--- Dataset rows ---
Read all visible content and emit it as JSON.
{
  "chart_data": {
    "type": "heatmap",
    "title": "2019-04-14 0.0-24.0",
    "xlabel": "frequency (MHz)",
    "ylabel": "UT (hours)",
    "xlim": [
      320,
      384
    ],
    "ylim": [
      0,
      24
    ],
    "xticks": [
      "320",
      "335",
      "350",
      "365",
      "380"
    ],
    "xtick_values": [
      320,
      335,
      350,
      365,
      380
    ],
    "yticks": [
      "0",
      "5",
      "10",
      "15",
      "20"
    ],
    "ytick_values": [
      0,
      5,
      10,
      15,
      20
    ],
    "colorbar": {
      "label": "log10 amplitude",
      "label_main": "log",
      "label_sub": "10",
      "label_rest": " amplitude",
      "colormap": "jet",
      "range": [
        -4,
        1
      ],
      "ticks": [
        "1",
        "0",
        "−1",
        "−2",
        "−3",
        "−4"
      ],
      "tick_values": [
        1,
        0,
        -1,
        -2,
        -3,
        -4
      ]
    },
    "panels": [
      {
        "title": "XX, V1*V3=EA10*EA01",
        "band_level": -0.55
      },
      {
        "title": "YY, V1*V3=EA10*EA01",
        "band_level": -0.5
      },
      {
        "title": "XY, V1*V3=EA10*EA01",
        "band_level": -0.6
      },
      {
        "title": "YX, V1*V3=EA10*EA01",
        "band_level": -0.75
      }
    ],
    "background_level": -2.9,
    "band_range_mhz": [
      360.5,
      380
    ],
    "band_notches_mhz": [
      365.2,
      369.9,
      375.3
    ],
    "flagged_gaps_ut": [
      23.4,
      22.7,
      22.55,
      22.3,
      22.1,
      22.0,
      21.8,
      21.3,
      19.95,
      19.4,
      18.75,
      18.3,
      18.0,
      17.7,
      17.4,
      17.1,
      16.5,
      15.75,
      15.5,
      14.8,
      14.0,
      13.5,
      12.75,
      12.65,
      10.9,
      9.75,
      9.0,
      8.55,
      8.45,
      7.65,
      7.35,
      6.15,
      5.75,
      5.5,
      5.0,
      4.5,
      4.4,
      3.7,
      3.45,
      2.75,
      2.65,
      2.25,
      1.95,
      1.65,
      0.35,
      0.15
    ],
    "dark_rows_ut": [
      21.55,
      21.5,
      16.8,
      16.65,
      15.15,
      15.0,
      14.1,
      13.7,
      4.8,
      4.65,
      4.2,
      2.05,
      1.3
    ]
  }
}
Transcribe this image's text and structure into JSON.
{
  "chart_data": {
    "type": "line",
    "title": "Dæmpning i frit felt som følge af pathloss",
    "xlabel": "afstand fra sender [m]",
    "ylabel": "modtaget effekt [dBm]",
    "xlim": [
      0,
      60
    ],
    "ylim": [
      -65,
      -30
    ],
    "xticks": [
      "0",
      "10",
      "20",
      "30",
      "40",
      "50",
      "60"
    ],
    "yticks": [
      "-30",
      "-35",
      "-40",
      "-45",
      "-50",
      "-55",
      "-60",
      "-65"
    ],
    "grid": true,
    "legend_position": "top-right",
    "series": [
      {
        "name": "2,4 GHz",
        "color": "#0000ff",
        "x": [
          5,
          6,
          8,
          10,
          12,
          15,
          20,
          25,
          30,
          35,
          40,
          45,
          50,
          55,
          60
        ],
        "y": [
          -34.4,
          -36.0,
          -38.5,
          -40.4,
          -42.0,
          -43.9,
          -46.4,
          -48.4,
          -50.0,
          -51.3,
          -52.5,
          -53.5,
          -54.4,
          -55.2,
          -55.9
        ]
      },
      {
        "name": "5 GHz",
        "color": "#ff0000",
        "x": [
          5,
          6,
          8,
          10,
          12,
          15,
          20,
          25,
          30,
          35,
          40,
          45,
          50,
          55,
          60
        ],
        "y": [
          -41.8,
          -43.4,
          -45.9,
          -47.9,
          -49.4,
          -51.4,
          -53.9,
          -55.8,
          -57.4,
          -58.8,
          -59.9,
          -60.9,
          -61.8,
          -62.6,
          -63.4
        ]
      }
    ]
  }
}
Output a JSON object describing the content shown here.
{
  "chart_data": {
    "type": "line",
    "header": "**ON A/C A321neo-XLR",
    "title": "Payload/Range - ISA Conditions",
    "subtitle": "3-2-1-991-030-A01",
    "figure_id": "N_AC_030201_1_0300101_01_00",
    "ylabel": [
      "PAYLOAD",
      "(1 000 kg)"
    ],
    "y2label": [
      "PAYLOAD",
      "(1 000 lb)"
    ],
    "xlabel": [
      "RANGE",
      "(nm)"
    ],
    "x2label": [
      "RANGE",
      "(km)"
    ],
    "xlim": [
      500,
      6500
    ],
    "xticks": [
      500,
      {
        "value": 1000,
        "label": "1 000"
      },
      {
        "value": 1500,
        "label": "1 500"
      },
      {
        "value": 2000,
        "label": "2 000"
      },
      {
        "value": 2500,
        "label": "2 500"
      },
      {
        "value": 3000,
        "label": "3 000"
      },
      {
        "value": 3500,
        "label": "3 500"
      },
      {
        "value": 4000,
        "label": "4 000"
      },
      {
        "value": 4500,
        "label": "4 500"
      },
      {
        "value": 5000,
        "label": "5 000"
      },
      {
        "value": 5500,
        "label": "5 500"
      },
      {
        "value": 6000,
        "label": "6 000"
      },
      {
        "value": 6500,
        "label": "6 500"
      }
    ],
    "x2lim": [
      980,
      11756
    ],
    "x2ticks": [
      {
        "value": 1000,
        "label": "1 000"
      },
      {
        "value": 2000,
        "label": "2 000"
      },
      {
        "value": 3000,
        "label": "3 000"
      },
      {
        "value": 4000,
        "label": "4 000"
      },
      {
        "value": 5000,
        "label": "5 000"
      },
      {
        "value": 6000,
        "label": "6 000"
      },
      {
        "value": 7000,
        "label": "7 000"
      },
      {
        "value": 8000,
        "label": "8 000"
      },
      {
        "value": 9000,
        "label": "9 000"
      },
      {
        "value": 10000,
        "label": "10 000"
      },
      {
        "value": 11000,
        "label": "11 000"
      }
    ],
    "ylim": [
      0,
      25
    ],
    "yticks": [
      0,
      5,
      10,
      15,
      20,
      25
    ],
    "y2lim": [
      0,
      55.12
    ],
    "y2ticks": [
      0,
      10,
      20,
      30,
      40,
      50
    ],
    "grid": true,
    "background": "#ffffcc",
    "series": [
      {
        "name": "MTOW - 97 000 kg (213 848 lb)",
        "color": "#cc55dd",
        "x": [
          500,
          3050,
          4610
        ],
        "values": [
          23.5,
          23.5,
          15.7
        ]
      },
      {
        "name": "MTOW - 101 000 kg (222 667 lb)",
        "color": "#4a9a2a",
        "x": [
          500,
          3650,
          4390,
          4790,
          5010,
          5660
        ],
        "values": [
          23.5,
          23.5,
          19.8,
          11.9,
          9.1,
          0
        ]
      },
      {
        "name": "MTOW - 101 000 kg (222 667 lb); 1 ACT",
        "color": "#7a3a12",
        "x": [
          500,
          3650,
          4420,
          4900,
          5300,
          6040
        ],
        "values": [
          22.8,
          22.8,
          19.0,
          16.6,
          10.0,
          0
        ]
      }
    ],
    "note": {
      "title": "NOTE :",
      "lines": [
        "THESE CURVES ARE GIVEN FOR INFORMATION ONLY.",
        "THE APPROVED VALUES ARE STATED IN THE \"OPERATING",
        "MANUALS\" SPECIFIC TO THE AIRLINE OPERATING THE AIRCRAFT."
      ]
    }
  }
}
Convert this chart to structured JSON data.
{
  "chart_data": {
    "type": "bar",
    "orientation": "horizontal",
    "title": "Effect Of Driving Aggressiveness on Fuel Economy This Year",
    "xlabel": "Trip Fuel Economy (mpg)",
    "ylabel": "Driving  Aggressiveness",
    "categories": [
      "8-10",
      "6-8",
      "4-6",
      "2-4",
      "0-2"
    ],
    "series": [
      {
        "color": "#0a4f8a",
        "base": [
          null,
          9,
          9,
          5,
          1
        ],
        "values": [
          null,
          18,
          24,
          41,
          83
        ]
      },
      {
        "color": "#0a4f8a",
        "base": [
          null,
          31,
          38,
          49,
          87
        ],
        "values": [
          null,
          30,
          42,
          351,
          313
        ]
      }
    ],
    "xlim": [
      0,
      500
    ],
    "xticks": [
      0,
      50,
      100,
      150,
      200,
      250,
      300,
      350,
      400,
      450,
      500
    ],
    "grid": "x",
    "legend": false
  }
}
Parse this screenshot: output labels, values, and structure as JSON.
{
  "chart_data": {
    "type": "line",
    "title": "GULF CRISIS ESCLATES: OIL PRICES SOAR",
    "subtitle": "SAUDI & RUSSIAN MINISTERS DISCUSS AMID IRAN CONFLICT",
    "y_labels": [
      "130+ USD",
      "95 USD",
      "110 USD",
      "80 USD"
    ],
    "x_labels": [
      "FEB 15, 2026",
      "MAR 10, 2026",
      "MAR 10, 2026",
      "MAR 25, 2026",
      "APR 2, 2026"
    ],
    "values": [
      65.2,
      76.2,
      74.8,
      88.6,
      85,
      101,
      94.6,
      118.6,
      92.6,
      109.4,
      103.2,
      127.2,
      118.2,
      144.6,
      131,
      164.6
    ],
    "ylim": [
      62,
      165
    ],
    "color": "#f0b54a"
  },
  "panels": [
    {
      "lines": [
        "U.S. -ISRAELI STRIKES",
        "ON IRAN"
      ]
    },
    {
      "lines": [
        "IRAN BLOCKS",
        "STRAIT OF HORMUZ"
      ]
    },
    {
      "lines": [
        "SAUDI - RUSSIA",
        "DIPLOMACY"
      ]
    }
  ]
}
---
_What you have to do_.
Copy all lines from the listing that contain "amplitude".

_Correct response_.
      "label": "log10 amplitude",
      "label_rest": " amplitude",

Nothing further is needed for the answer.